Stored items
-- Start --
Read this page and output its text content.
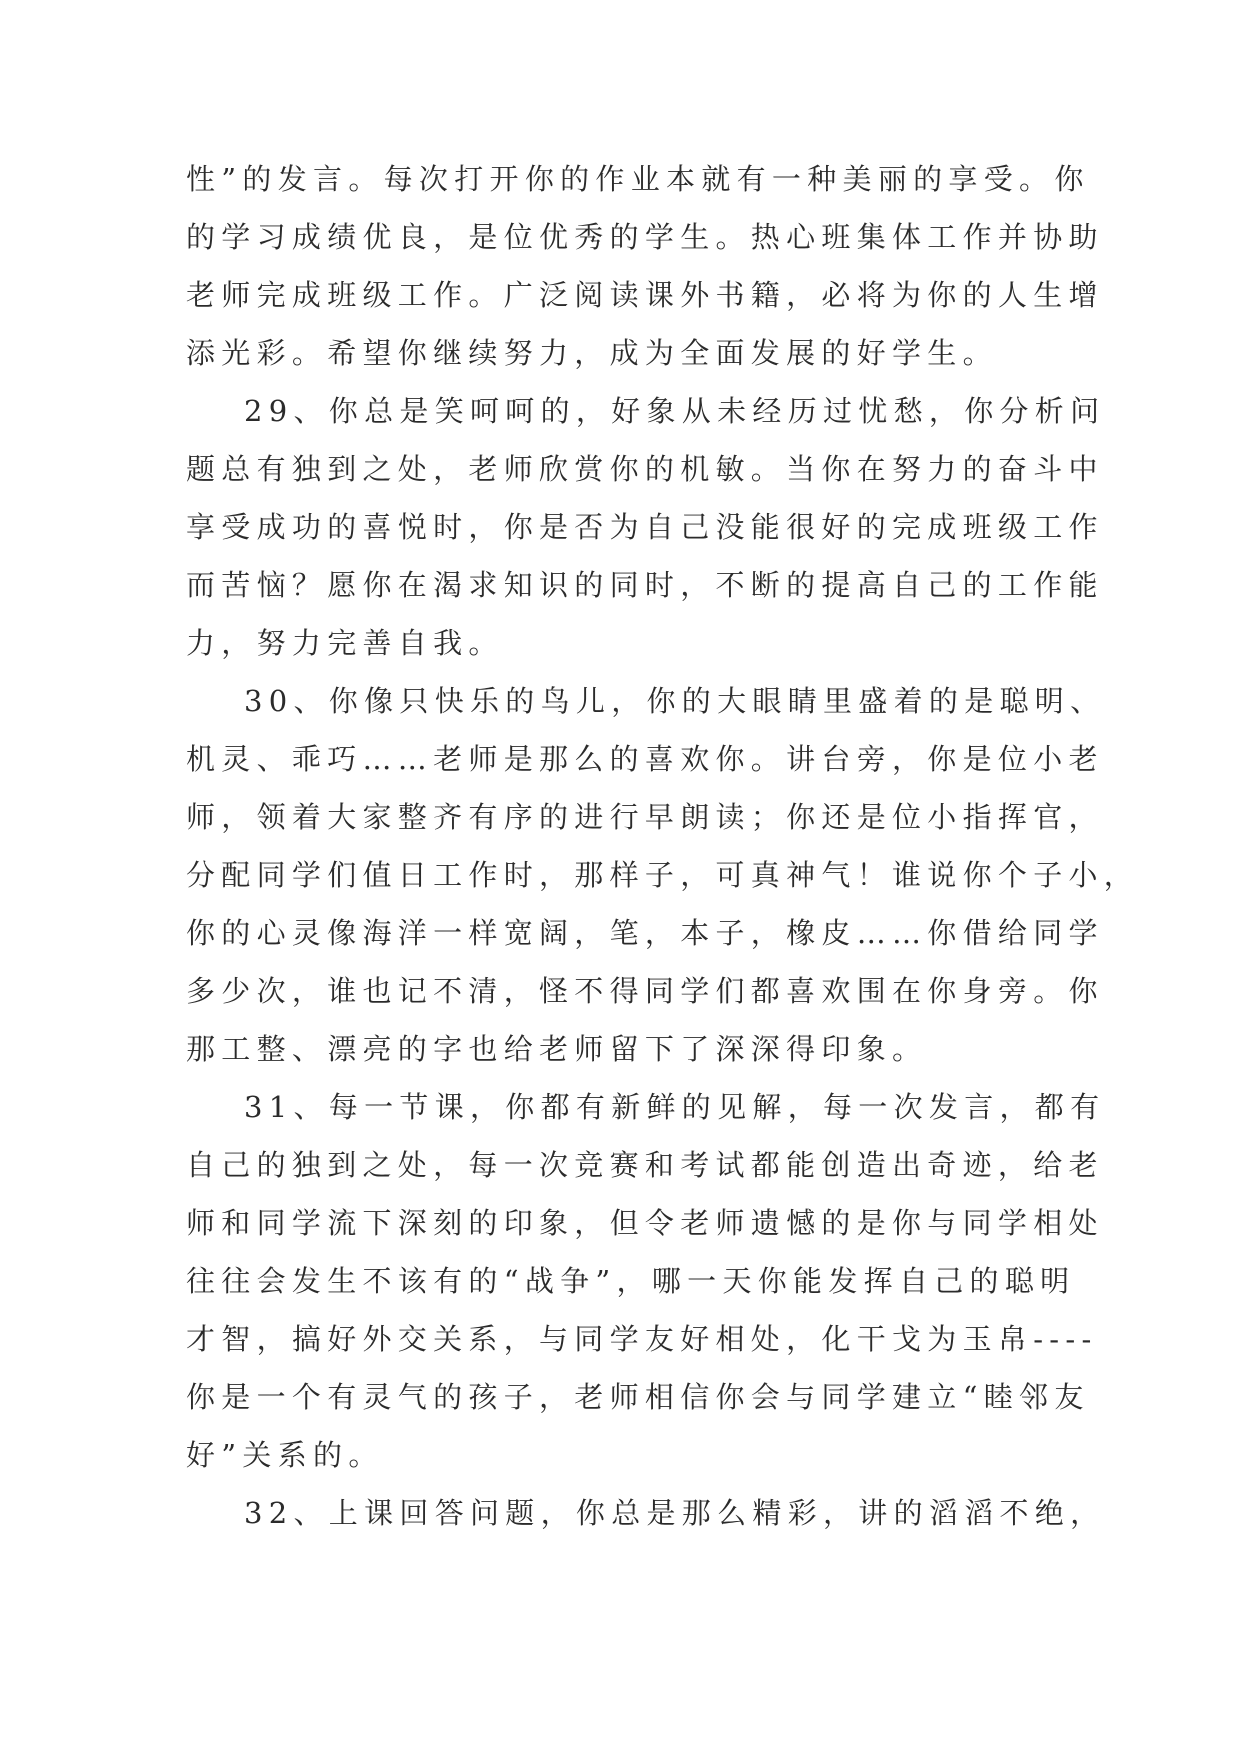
性”的发言。每次打开你的作业本就有一种美丽的享受。你
的学习成绩优良，是位优秀的学生。热心班集体工作并协助
老师完成班级工作。广泛阅读课外书籍，必将为你的人生增
添光彩。希望你继续努力，成为全面发展的好学生。
29、你总是笑呵呵的，好象从未经历过忧愁，你分析问
题总有独到之处，老师欣赏你的机敏。当你在努力的奋斗中
享受成功的喜悦时，你是否为自己没能很好的完成班级工作
而苦恼？愿你在渴求知识的同时，不断的提高自己的工作能
力，努力完善自我。
30、你像只快乐的鸟儿，你的大眼睛里盛着的是聪明、
机灵、乖巧……老师是那么的喜欢你。讲台旁，你是位小老
师，领着大家整齐有序的进行早朗读；你还是位小指挥官，
分配同学们值日工作时，那样子，可真神气！谁说你个子小，
你的心灵像海洋一样宽阔，笔，本子，橡皮……你借给同学
多少次，谁也记不清，怪不得同学们都喜欢围在你身旁。你
那工整、漂亮的字也给老师留下了深深得印象。
31、每一节课，你都有新鲜的见解，每一次发言，都有
自己的独到之处，每一次竞赛和考试都能创造出奇迹，给老
师和同学流下深刻的印象，但令老师遗憾的是你与同学相处
往往会发生不该有的“战争”，哪一天你能发挥自己的聪明
才智，搞好外交关系，与同学友好相处，化干戈为玉帛----
你是一个有灵气的孩子，老师相信你会与同学建立“睦邻友
好”关系的。
32、上课回答问题，你总是那么精彩，讲的滔滔不绝，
-- End --
### WORK TO COMPLETE
From the material above, copy everything exactly but the pictures.

### ANSWER TO THE TASK
Read this page and output its text content.
性”的发言。每次打开你的作业本就有一种美丽的享受。你
的学习成绩优良，是位优秀的学生。热心班集体工作并协助
老师完成班级工作。广泛阅读课外书籍，必将为你的人生增
添光彩。希望你继续努力，成为全面发展的好学生。
29、你总是笑呵呵的，好象从未经历过忧愁，你分析问
题总有独到之处，老师欣赏你的机敏。当你在努力的奋斗中
享受成功的喜悦时，你是否为自己没能很好的完成班级工作
而苦恼？愿你在渴求知识的同时，不断的提高自己的工作能
力，努力完善自我。
30、你像只快乐的鸟儿，你的大眼睛里盛着的是聪明、
机灵、乖巧……老师是那么的喜欢你。讲台旁，你是位小老
师，领着大家整齐有序的进行早朗读；你还是位小指挥官，
分配同学们值日工作时，那样子，可真神气！谁说你个子小，
你的心灵像海洋一样宽阔，笔，本子，橡皮……你借给同学
多少次，谁也记不清，怪不得同学们都喜欢围在你身旁。你
那工整、漂亮的字也给老师留下了深深得印象。
31、每一节课，你都有新鲜的见解，每一次发言，都有
自己的独到之处，每一次竞赛和考试都能创造出奇迹，给老
师和同学流下深刻的印象，但令老师遗憾的是你与同学相处
往往会发生不该有的“战争”，哪一天你能发挥自己的聪明
才智，搞好外交关系，与同学友好相处，化干戈为玉帛----
你是一个有灵气的孩子，老师相信你会与同学建立“睦邻友
好”关系的。
32、上课回答问题，你总是那么精彩，讲的滔滔不绝，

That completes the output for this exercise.